TASK DATA:
+++
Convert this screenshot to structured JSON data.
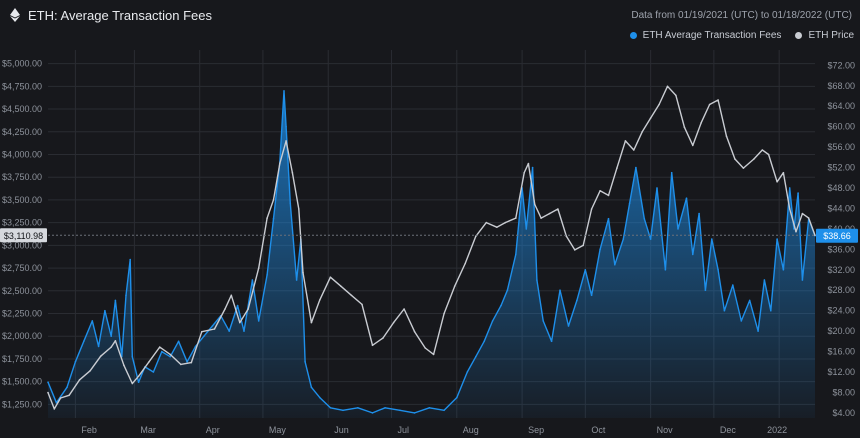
{
  "header": {
    "title": "ETH: Average Transaction Fees",
    "date_range": "Data from 01/19/2021 (UTC) to 01/18/2022 (UTC)",
    "legend": [
      {
        "label": "ETH Average Transaction Fees",
        "color": "#1e8fea"
      },
      {
        "label": "ETH Price",
        "color": "#c9ccd2"
      }
    ]
  },
  "colors": {
    "background": "#17181c",
    "fees": "#1e8fea",
    "price": "#c9ccd2",
    "grid": "#2a2c32"
  },
  "chart_data": {
    "type": "line",
    "left_axis": {
      "series": "ETH Price",
      "min": 1100,
      "max": 5150,
      "ticks": [
        "$5,000.00",
        "$4,750.00",
        "$4,500.00",
        "$4,250.00",
        "$4,000.00",
        "$3,750.00",
        "$3,500.00",
        "$3,250.00",
        "$3,000.00",
        "$2,750.00",
        "$2,500.00",
        "$2,250.00",
        "$2,000.00",
        "$1,750.00",
        "$1,500.00",
        "$1,250.00"
      ],
      "tick_values": [
        5000,
        4750,
        4500,
        4250,
        4000,
        3750,
        3500,
        3250,
        3000,
        2750,
        2500,
        2250,
        2000,
        1750,
        1500,
        1250
      ],
      "current_value_label": "$3,110.98",
      "current_value": 3110.98
    },
    "right_axis": {
      "series": "ETH Average Transaction Fees",
      "min": 3,
      "max": 75,
      "ticks": [
        "$72.00",
        "$68.00",
        "$64.00",
        "$60.00",
        "$56.00",
        "$52.00",
        "$48.00",
        "$44.00",
        "$40.00",
        "$36.00",
        "$32.00",
        "$28.00",
        "$24.00",
        "$20.00",
        "$16.00",
        "$12.00",
        "$8.00",
        "$4.00"
      ],
      "tick_values": [
        72,
        68,
        64,
        60,
        56,
        52,
        48,
        44,
        40,
        36,
        32,
        28,
        24,
        20,
        16,
        12,
        8,
        4
      ],
      "current_value_label": "$38.66",
      "current_value": 38.66
    },
    "x_axis": {
      "labels": [
        "Feb",
        "Mar",
        "Apr",
        "May",
        "Jun",
        "Jul",
        "Aug",
        "Sep",
        "Oct",
        "Nov",
        "Dec",
        "2022"
      ],
      "label_dates": [
        "2021-02-01",
        "2021-03-01",
        "2021-04-01",
        "2021-05-01",
        "2021-06-01",
        "2021-07-01",
        "2021-08-01",
        "2021-09-01",
        "2021-10-01",
        "2021-11-01",
        "2021-12-01",
        "2022-01-01"
      ],
      "start": "2021-01-19",
      "end": "2022-01-18"
    },
    "series": [
      {
        "name": "ETH Average Transaction Fees",
        "axis": "right",
        "style": "area",
        "points": [
          [
            "2021-01-19",
            10
          ],
          [
            "2021-01-23",
            6
          ],
          [
            "2021-01-28",
            9
          ],
          [
            "2021-02-01",
            14
          ],
          [
            "2021-02-05",
            18
          ],
          [
            "2021-02-09",
            22
          ],
          [
            "2021-02-12",
            17
          ],
          [
            "2021-02-15",
            24
          ],
          [
            "2021-02-18",
            19
          ],
          [
            "2021-02-20",
            26
          ],
          [
            "2021-02-23",
            15
          ],
          [
            "2021-02-25",
            27
          ],
          [
            "2021-02-27",
            34
          ],
          [
            "2021-02-28",
            15
          ],
          [
            "2021-03-03",
            10
          ],
          [
            "2021-03-06",
            13
          ],
          [
            "2021-03-10",
            12
          ],
          [
            "2021-03-14",
            16
          ],
          [
            "2021-03-18",
            15
          ],
          [
            "2021-03-22",
            18
          ],
          [
            "2021-03-26",
            14
          ],
          [
            "2021-03-30",
            17
          ],
          [
            "2021-04-03",
            19
          ],
          [
            "2021-04-07",
            21
          ],
          [
            "2021-04-11",
            23
          ],
          [
            "2021-04-15",
            20
          ],
          [
            "2021-04-19",
            25
          ],
          [
            "2021-04-22",
            20
          ],
          [
            "2021-04-26",
            30
          ],
          [
            "2021-04-29",
            22
          ],
          [
            "2021-05-03",
            31
          ],
          [
            "2021-05-06",
            42
          ],
          [
            "2021-05-09",
            53
          ],
          [
            "2021-05-11",
            67
          ],
          [
            "2021-05-12",
            60
          ],
          [
            "2021-05-14",
            45
          ],
          [
            "2021-05-17",
            30
          ],
          [
            "2021-05-19",
            38
          ],
          [
            "2021-05-21",
            14
          ],
          [
            "2021-05-24",
            9
          ],
          [
            "2021-05-28",
            7
          ],
          [
            "2021-06-02",
            5
          ],
          [
            "2021-06-08",
            4.5
          ],
          [
            "2021-06-15",
            5
          ],
          [
            "2021-06-22",
            4
          ],
          [
            "2021-06-28",
            5
          ],
          [
            "2021-07-05",
            4.5
          ],
          [
            "2021-07-12",
            4
          ],
          [
            "2021-07-19",
            5
          ],
          [
            "2021-07-26",
            4.5
          ],
          [
            "2021-08-01",
            7
          ],
          [
            "2021-08-06",
            12
          ],
          [
            "2021-08-10",
            15
          ],
          [
            "2021-08-14",
            18
          ],
          [
            "2021-08-18",
            22
          ],
          [
            "2021-08-22",
            25
          ],
          [
            "2021-08-25",
            28
          ],
          [
            "2021-08-29",
            35
          ],
          [
            "2021-09-01",
            48
          ],
          [
            "2021-09-03",
            40
          ],
          [
            "2021-09-06",
            52
          ],
          [
            "2021-09-08",
            30
          ],
          [
            "2021-09-11",
            22
          ],
          [
            "2021-09-15",
            18
          ],
          [
            "2021-09-19",
            28
          ],
          [
            "2021-09-23",
            21
          ],
          [
            "2021-09-27",
            26
          ],
          [
            "2021-10-01",
            32
          ],
          [
            "2021-10-04",
            27
          ],
          [
            "2021-10-08",
            36
          ],
          [
            "2021-10-12",
            42
          ],
          [
            "2021-10-15",
            33
          ],
          [
            "2021-10-19",
            38
          ],
          [
            "2021-10-22",
            45
          ],
          [
            "2021-10-25",
            52
          ],
          [
            "2021-10-29",
            42
          ],
          [
            "2021-11-01",
            38
          ],
          [
            "2021-11-04",
            48
          ],
          [
            "2021-11-08",
            32
          ],
          [
            "2021-11-11",
            51
          ],
          [
            "2021-11-14",
            40
          ],
          [
            "2021-11-18",
            46
          ],
          [
            "2021-11-21",
            35
          ],
          [
            "2021-11-24",
            43
          ],
          [
            "2021-11-27",
            28
          ],
          [
            "2021-11-30",
            38
          ],
          [
            "2021-12-03",
            32
          ],
          [
            "2021-12-06",
            24
          ],
          [
            "2021-12-10",
            29
          ],
          [
            "2021-12-14",
            22
          ],
          [
            "2021-12-18",
            26
          ],
          [
            "2021-12-22",
            20
          ],
          [
            "2021-12-25",
            30
          ],
          [
            "2021-12-28",
            24
          ],
          [
            "2021-12-31",
            38
          ],
          [
            "2022-01-03",
            32
          ],
          [
            "2022-01-06",
            48
          ],
          [
            "2022-01-08",
            40
          ],
          [
            "2022-01-10",
            47
          ],
          [
            "2022-01-12",
            30
          ],
          [
            "2022-01-15",
            42
          ],
          [
            "2022-01-18",
            38.66
          ]
        ]
      },
      {
        "name": "ETH Price",
        "axis": "left",
        "style": "line",
        "points": [
          [
            "2021-01-19",
            1380
          ],
          [
            "2021-01-22",
            1200
          ],
          [
            "2021-01-25",
            1320
          ],
          [
            "2021-01-29",
            1350
          ],
          [
            "2021-02-03",
            1520
          ],
          [
            "2021-02-08",
            1620
          ],
          [
            "2021-02-13",
            1780
          ],
          [
            "2021-02-18",
            1880
          ],
          [
            "2021-02-20",
            1950
          ],
          [
            "2021-02-24",
            1680
          ],
          [
            "2021-02-28",
            1480
          ],
          [
            "2021-03-03",
            1560
          ],
          [
            "2021-03-08",
            1720
          ],
          [
            "2021-03-13",
            1880
          ],
          [
            "2021-03-18",
            1800
          ],
          [
            "2021-03-23",
            1690
          ],
          [
            "2021-03-28",
            1710
          ],
          [
            "2021-04-02",
            2050
          ],
          [
            "2021-04-08",
            2080
          ],
          [
            "2021-04-13",
            2300
          ],
          [
            "2021-04-16",
            2450
          ],
          [
            "2021-04-20",
            2150
          ],
          [
            "2021-04-24",
            2300
          ],
          [
            "2021-04-29",
            2750
          ],
          [
            "2021-05-03",
            3300
          ],
          [
            "2021-05-06",
            3500
          ],
          [
            "2021-05-09",
            3900
          ],
          [
            "2021-05-12",
            4150
          ],
          [
            "2021-05-15",
            3800
          ],
          [
            "2021-05-18",
            3400
          ],
          [
            "2021-05-20",
            2700
          ],
          [
            "2021-05-24",
            2150
          ],
          [
            "2021-05-28",
            2400
          ],
          [
            "2021-06-02",
            2650
          ],
          [
            "2021-06-07",
            2550
          ],
          [
            "2021-06-12",
            2450
          ],
          [
            "2021-06-17",
            2350
          ],
          [
            "2021-06-22",
            1900
          ],
          [
            "2021-06-27",
            1980
          ],
          [
            "2021-07-02",
            2150
          ],
          [
            "2021-07-07",
            2300
          ],
          [
            "2021-07-12",
            2050
          ],
          [
            "2021-07-17",
            1870
          ],
          [
            "2021-07-21",
            1800
          ],
          [
            "2021-07-26",
            2250
          ],
          [
            "2021-07-31",
            2550
          ],
          [
            "2021-08-05",
            2800
          ],
          [
            "2021-08-10",
            3100
          ],
          [
            "2021-08-15",
            3250
          ],
          [
            "2021-08-20",
            3200
          ],
          [
            "2021-08-24",
            3250
          ],
          [
            "2021-08-29",
            3300
          ],
          [
            "2021-09-02",
            3800
          ],
          [
            "2021-09-04",
            3900
          ],
          [
            "2021-09-07",
            3450
          ],
          [
            "2021-09-10",
            3300
          ],
          [
            "2021-09-14",
            3350
          ],
          [
            "2021-09-18",
            3400
          ],
          [
            "2021-09-22",
            3100
          ],
          [
            "2021-09-26",
            2950
          ],
          [
            "2021-09-30",
            3000
          ],
          [
            "2021-10-04",
            3400
          ],
          [
            "2021-10-08",
            3600
          ],
          [
            "2021-10-12",
            3550
          ],
          [
            "2021-10-16",
            3850
          ],
          [
            "2021-10-20",
            4150
          ],
          [
            "2021-10-24",
            4050
          ],
          [
            "2021-10-28",
            4250
          ],
          [
            "2021-11-01",
            4400
          ],
          [
            "2021-11-05",
            4550
          ],
          [
            "2021-11-09",
            4750
          ],
          [
            "2021-11-13",
            4650
          ],
          [
            "2021-11-17",
            4300
          ],
          [
            "2021-11-21",
            4100
          ],
          [
            "2021-11-25",
            4350
          ],
          [
            "2021-11-29",
            4550
          ],
          [
            "2021-12-03",
            4600
          ],
          [
            "2021-12-07",
            4200
          ],
          [
            "2021-12-11",
            3950
          ],
          [
            "2021-12-15",
            3850
          ],
          [
            "2021-12-20",
            3950
          ],
          [
            "2021-12-24",
            4050
          ],
          [
            "2021-12-27",
            4000
          ],
          [
            "2021-12-31",
            3700
          ],
          [
            "2022-01-03",
            3800
          ],
          [
            "2022-01-06",
            3400
          ],
          [
            "2022-01-09",
            3150
          ],
          [
            "2022-01-12",
            3350
          ],
          [
            "2022-01-15",
            3300
          ],
          [
            "2022-01-18",
            3110.98
          ]
        ]
      }
    ],
    "grid": true
  }
}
+++
SHORT TASK:
Check each line of the records for the string "name" and state how many lines contain it. Give only the number.

THE RESPONSE:
2